(Stated task): Rewrite the rows below, replacing each occurrence of "Compile" with "Implementation" and leaving everything else unchanged.
::: Data provided
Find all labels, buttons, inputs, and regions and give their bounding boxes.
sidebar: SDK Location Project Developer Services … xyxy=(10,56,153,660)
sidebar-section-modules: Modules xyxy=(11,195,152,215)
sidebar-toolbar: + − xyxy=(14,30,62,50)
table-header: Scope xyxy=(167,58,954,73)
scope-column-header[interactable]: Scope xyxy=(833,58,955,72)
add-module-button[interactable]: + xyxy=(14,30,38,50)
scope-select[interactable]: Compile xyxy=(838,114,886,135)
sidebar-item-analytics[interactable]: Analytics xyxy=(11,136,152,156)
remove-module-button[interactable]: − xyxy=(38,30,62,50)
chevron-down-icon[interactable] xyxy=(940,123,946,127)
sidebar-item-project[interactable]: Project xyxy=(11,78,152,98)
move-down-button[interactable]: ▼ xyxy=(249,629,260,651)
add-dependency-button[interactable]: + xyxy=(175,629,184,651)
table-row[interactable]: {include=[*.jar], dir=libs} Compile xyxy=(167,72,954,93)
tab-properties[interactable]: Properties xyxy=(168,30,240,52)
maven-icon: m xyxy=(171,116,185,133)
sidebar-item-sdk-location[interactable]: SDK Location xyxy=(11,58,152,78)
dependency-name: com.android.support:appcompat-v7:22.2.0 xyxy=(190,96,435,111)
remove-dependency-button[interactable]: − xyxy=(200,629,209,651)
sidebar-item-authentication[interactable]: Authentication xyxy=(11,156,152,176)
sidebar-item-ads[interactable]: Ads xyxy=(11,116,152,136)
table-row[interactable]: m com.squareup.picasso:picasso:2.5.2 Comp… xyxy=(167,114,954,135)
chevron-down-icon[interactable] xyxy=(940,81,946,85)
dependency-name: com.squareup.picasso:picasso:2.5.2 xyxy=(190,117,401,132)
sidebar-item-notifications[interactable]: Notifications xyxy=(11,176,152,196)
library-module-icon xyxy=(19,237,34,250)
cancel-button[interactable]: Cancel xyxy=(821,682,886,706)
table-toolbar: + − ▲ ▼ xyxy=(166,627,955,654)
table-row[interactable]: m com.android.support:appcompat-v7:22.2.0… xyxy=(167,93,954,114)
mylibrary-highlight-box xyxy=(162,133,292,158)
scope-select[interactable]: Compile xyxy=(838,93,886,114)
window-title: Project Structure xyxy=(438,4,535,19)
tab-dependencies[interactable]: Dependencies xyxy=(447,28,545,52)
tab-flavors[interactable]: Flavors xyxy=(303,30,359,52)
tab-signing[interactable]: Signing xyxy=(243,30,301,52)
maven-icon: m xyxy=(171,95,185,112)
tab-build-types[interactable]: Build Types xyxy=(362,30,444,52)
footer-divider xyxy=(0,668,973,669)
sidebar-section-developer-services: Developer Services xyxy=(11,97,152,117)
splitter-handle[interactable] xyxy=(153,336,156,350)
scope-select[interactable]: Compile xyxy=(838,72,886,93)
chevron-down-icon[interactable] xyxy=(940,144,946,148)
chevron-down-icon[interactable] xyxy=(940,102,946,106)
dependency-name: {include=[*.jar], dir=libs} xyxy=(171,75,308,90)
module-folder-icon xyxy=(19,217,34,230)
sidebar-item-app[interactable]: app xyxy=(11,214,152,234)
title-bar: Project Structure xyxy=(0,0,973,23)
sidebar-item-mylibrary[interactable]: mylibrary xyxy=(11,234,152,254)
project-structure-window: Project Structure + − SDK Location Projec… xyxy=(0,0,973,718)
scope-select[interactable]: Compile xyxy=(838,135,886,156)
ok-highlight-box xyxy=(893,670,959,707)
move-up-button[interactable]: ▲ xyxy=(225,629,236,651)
::::::
(Solution to the problem):
Find all labels, buttons, inputs, and regions and give their bounding boxes.
sidebar: SDK Location Project Developer Services … xyxy=(10,56,153,660)
sidebar-section-modules: Modules xyxy=(11,195,152,215)
sidebar-toolbar: + − xyxy=(14,30,62,50)
table-header: Scope xyxy=(167,58,954,73)
scope-column-header[interactable]: Scope xyxy=(833,58,955,72)
add-module-button[interactable]: + xyxy=(14,30,38,50)
scope-select[interactable]: Implementation xyxy=(838,114,886,135)
sidebar-item-analytics[interactable]: Analytics xyxy=(11,136,152,156)
remove-module-button[interactable]: − xyxy=(38,30,62,50)
chevron-down-icon[interactable] xyxy=(940,123,946,127)
sidebar-item-project[interactable]: Project xyxy=(11,78,152,98)
move-down-button[interactable]: ▼ xyxy=(249,629,260,651)
add-dependency-button[interactable]: + xyxy=(175,629,184,651)
table-row[interactable]: {include=[*.jar], dir=libs} Implementation xyxy=(167,72,954,93)
tab-properties[interactable]: Properties xyxy=(168,30,240,52)
maven-icon: m xyxy=(171,116,185,133)
sidebar-item-sdk-location[interactable]: SDK Location xyxy=(11,58,152,78)
dependency-name: com.android.support:appcompat-v7:22.2.0 xyxy=(190,96,435,111)
remove-dependency-button[interactable]: − xyxy=(200,629,209,651)
sidebar-item-authentication[interactable]: Authentication xyxy=(11,156,152,176)
sidebar-item-ads[interactable]: Ads xyxy=(11,116,152,136)
table-row[interactable]: m com.squareup.picasso:picasso:2.5.2 Comp… xyxy=(167,114,954,135)
chevron-down-icon[interactable] xyxy=(940,81,946,85)
dependency-name: com.squareup.picasso:picasso:2.5.2 xyxy=(190,117,401,132)
sidebar-item-notifications[interactable]: Notifications xyxy=(11,176,152,196)
library-module-icon xyxy=(19,237,34,250)
cancel-button[interactable]: Cancel xyxy=(821,682,886,706)
table-toolbar: + − ▲ ▼ xyxy=(166,627,955,654)
table-row[interactable]: m com.android.support:appcompat-v7:22.2.0… xyxy=(167,93,954,114)
mylibrary-highlight-box xyxy=(162,133,292,158)
scope-select[interactable]: Implementation xyxy=(838,93,886,114)
window-title: Project Structure xyxy=(438,4,535,19)
tab-dependencies[interactable]: Dependencies xyxy=(447,28,545,52)
tab-flavors[interactable]: Flavors xyxy=(303,30,359,52)
tab-signing[interactable]: Signing xyxy=(243,30,301,52)
maven-icon: m xyxy=(171,95,185,112)
tab-build-types[interactable]: Build Types xyxy=(362,30,444,52)
footer-divider xyxy=(0,668,973,669)
sidebar-section-developer-services: Developer Services xyxy=(11,97,152,117)
splitter-handle[interactable] xyxy=(153,336,156,350)
scope-select[interactable]: Implementation xyxy=(838,72,886,93)
chevron-down-icon[interactable] xyxy=(940,144,946,148)
chevron-down-icon[interactable] xyxy=(940,102,946,106)
dependency-name: {include=[*.jar], dir=libs} xyxy=(171,75,308,90)
module-folder-icon xyxy=(19,217,34,230)
sidebar-item-app[interactable]: app xyxy=(11,214,152,234)
title-bar: Project Structure xyxy=(0,0,973,23)
sidebar-item-mylibrary[interactable]: mylibrary xyxy=(11,234,152,254)
project-structure-window: Project Structure + − SDK Location Projec… xyxy=(0,0,973,718)
scope-select[interactable]: Implementation xyxy=(838,135,886,156)
ok-highlight-box xyxy=(893,670,959,707)
move-up-button[interactable]: ▲ xyxy=(225,629,236,651)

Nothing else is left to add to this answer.